Copy all lines in which the word "предоставляется" can be found.

EXERCISE MATERIAL
────────────────────────────────────────
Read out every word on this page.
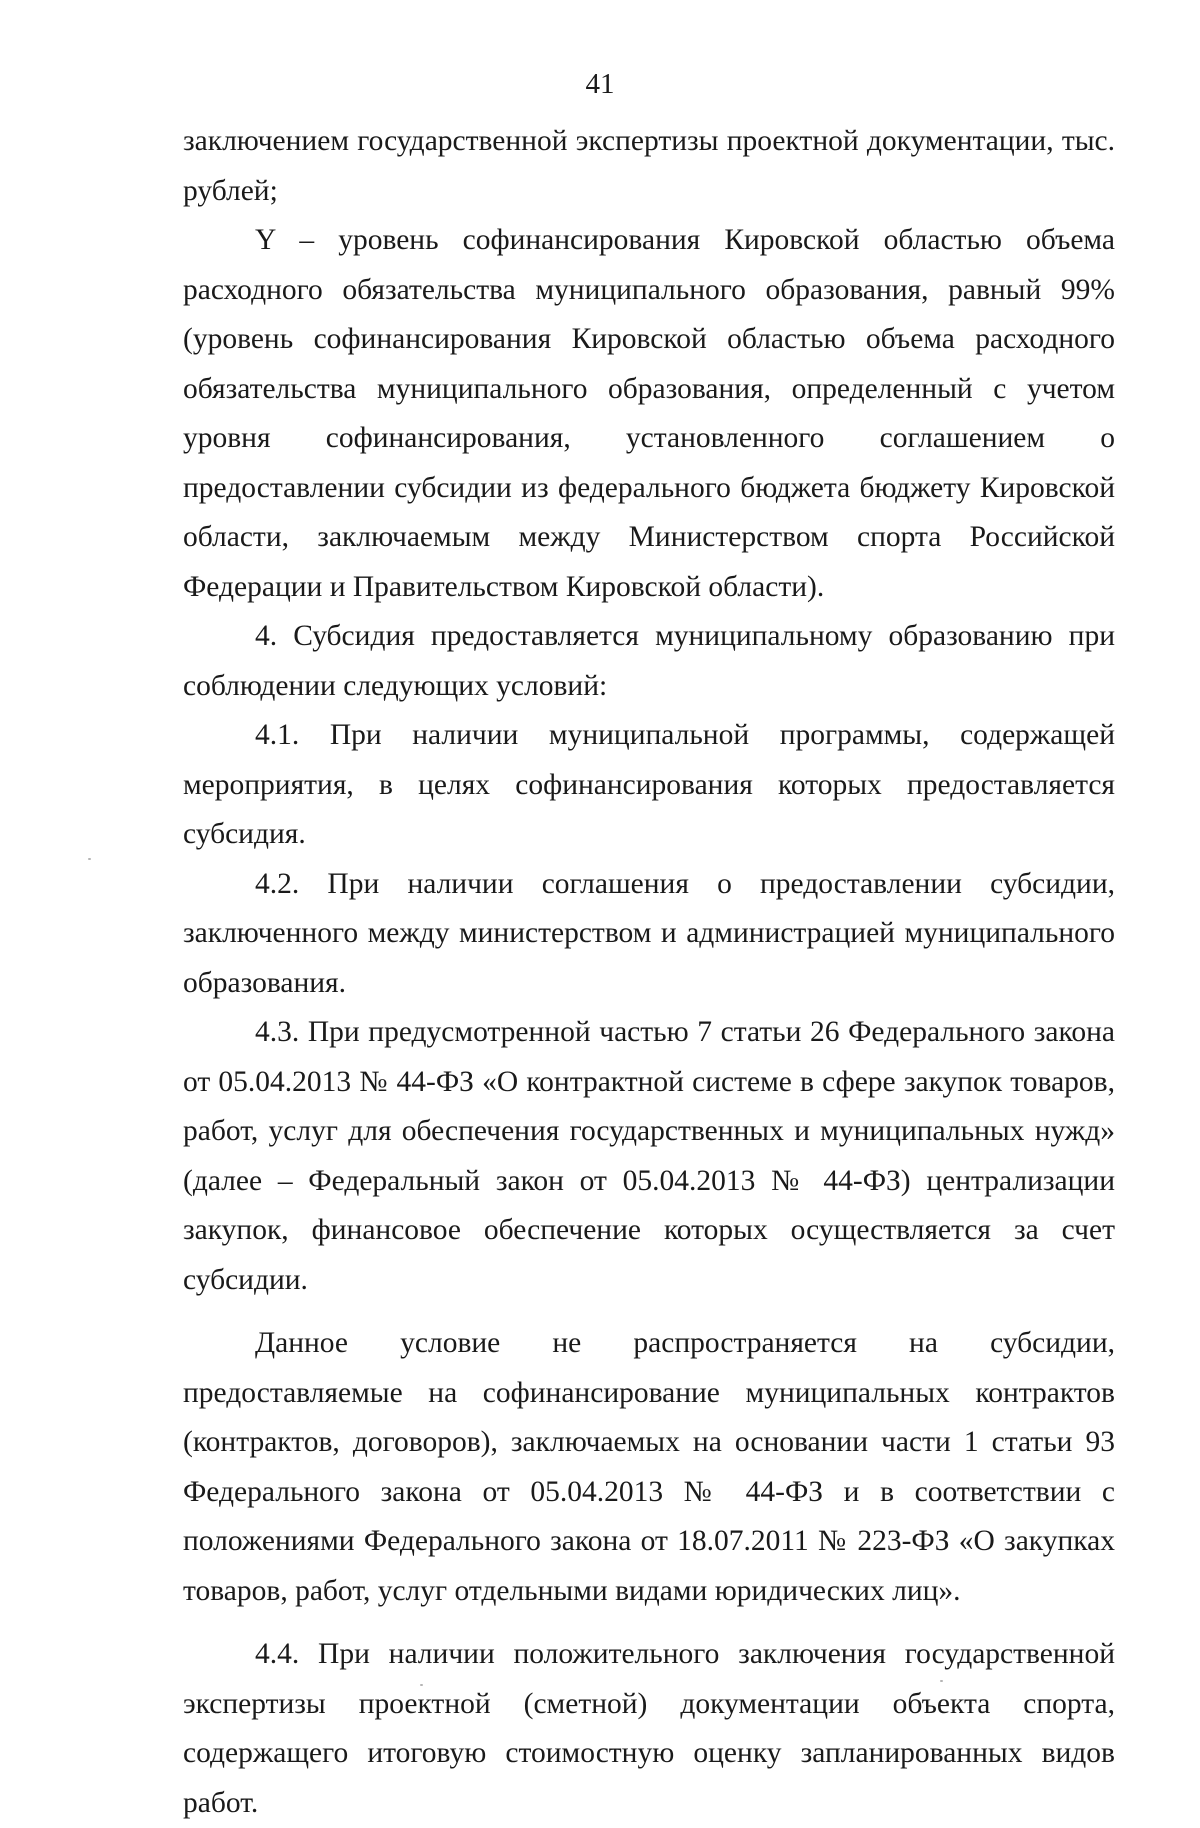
41

заключением государственной экспертизы проектной документации, тыс. рублей;

Y – уровень софинансирования Кировской областью объема расходного обязательства муниципального образования, равный 99% (уровень софинансирования Кировской областью объема расходного обязательства муниципального образования, определенный с учетом уровня софинансирования, установленного соглашением о предоставлении субсидии из федерального бюджета бюджету Кировской области, заключаемым между Министерством спорта Российской Федерации и Правительством Кировской области).

4. Субсидия предоставляется муниципальному образованию при соблюдении следующих условий:

4.1. При наличии муниципальной программы, содержащей мероприятия, в целях софинансирования которых предоставляется субсидия.

4.2. При наличии соглашения о предоставлении субсидии, заключенного между министерством и администрацией муниципального образования.

4.3. При предусмотренной частью 7 статьи 26 Федерального закона от 05.04.2013 № 44-ФЗ «О контрактной системе в сфере закупок товаров, работ, услуг для обеспечения государственных и муниципальных нужд» (далее – Федеральный закон от 05.04.2013 № 44-ФЗ) централизации закупок, финансовое обеспечение которых осуществляется за счет субсидии.

Данное условие не распространяется на субсидии, предоставляемые на софинансирование муниципальных контрактов (контрактов, договоров), заключаемых на основании части 1 статьи 93 Федерального закона от 05.04.2013 № 44-ФЗ и в соответствии с положениями Федерального закона от 18.07.2011 № 223-ФЗ «О закупках товаров, работ, услуг отдельными видами юридических лиц».

4.4. При наличии положительного заключения государственной экспертизы проектной (сметной) документации объекта спорта, содержащего итоговую стоимостную оценку запланированных видов работ.
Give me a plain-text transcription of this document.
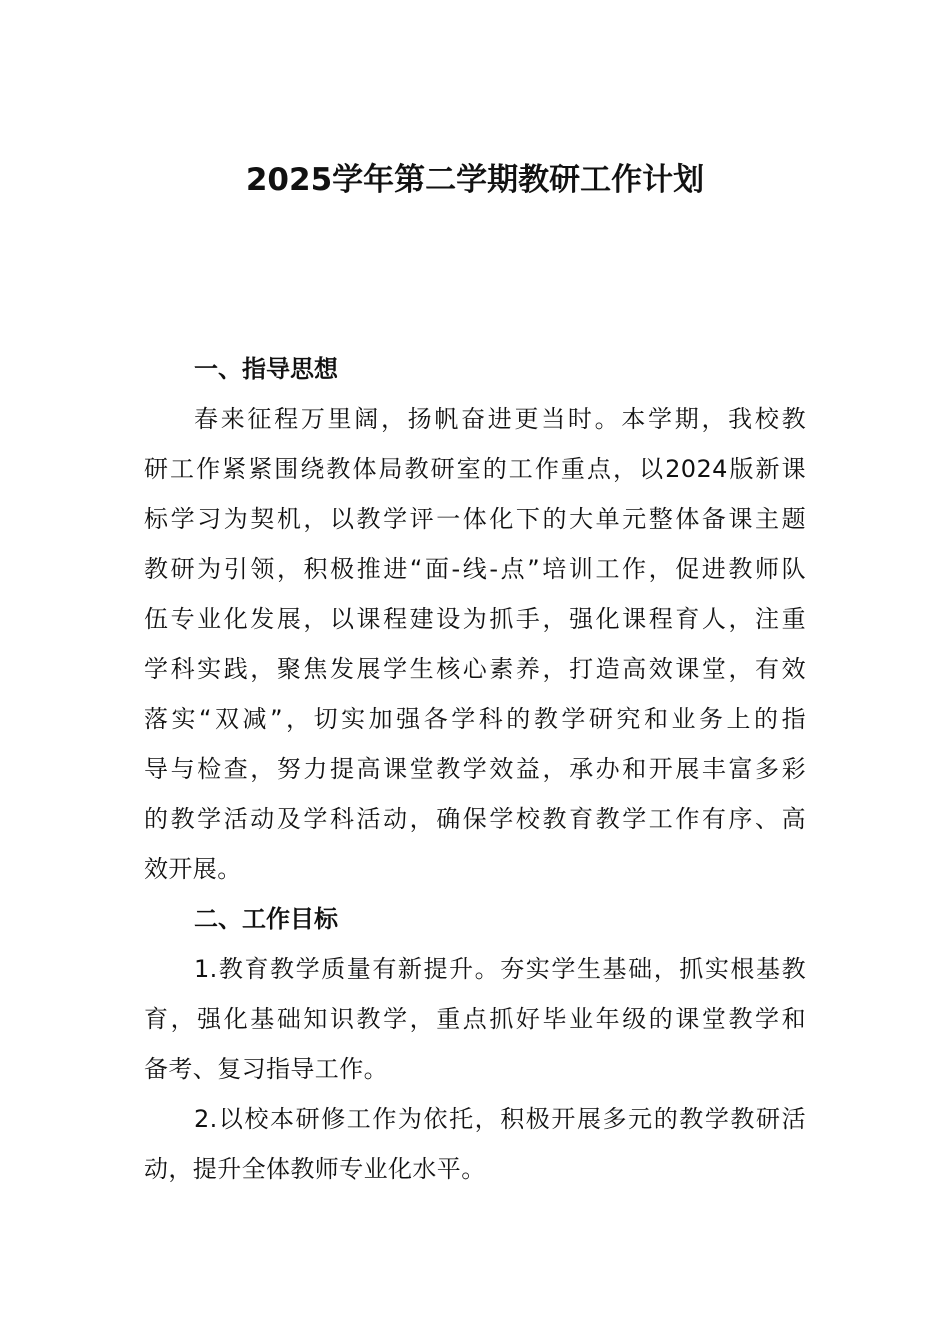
2025学年第二学期教研工作计划
一、指导思想
春来征程万里阔，扬帆奋进更当时。本学期，我校教
研工作紧紧围绕教体局教研室的工作重点，以2024版新课
标学习为契机，以教学评一体化下的大单元整体备课主题
教研为引领，积极推进“面-线-点”培训工作，促进教师队
伍专业化发展，以课程建设为抓手，强化课程育人，注重
学科实践，聚焦发展学生核心素养，打造高效课堂，有效
落实“双减”，切实加强各学科的教学研究和业务上的指
导与检查，努力提高课堂教学效益，承办和开展丰富多彩
的教学活动及学科活动，确保学校教育教学工作有序、高
效开展。
二、工作目标
1.教育教学质量有新提升。夯实学生基础，抓实根基教
育，强化基础知识教学，重点抓好毕业年级的课堂教学和
备考、复习指导工作。
2.以校本研修工作为依托，积极开展多元的教学教研活
动，提升全体教师专业化水平。
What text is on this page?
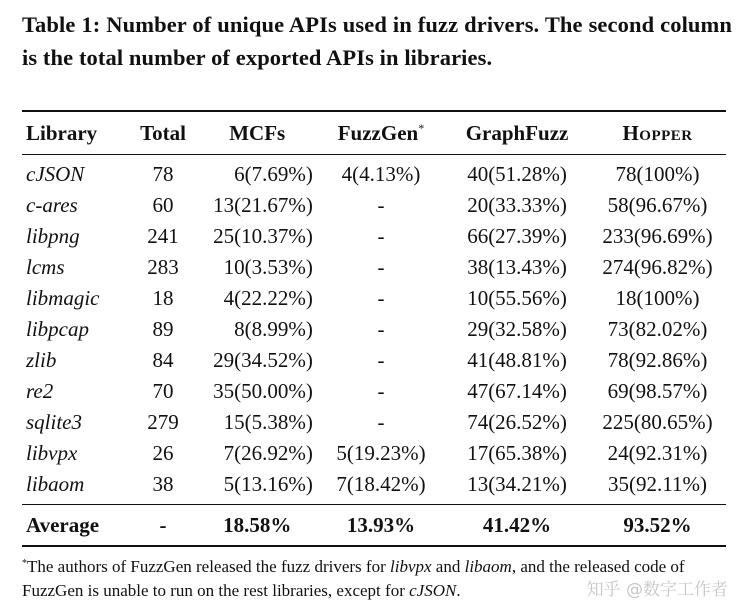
Table 1: Number of unique APIs used in fuzz drivers. The second column is the total number of exported APIs in libraries.
Library	Total	MCFs	FuzzGen*	GraphFuzz	Hopper
cJSON	78	6(7.69%)	4(4.13%)	40(51.28%)	78(100%)
c-ares	60	13(21.67%)	-	20(33.33%)	58(96.67%)
libpng	241	25(10.37%)	-	66(27.39%)	233(96.69%)
lcms	283	10(3.53%)	-	38(13.43%)	274(96.82%)
libmagic	18	4(22.22%)	-	10(55.56%)	18(100%)
libpcap	89	8(8.99%)	-	29(32.58%)	73(82.02%)
zlib	84	29(34.52%)	-	41(48.81%)	78(92.86%)
re2	70	35(50.00%)	-	47(67.14%)	69(98.57%)
sqlite3	279	15(5.38%)	-	74(26.52%)	225(80.65%)
libvpx	26	7(26.92%)	5(19.23%)	17(65.38%)	24(92.31%)
libaom	38	5(13.16%)	7(18.42%)	13(34.21%)	35(92.11%)
Average	-	18.58%	13.93%	41.42%	93.52%
*The authors of FuzzGen released the fuzz drivers for libvpx and libaom, and the released code of FuzzGen is unable to run on the rest libraries, except for cJSON.	知乎 @数字工作者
────────────────────────────────────────
FINISHED ANSWER
4. Субсидия предоставляется муниципальному образованию при соблюдении следующих условий:
4.1. При наличии муниципальной программы, содержащей мероприятия, в целях софинансирования которых предоставляется субсидия.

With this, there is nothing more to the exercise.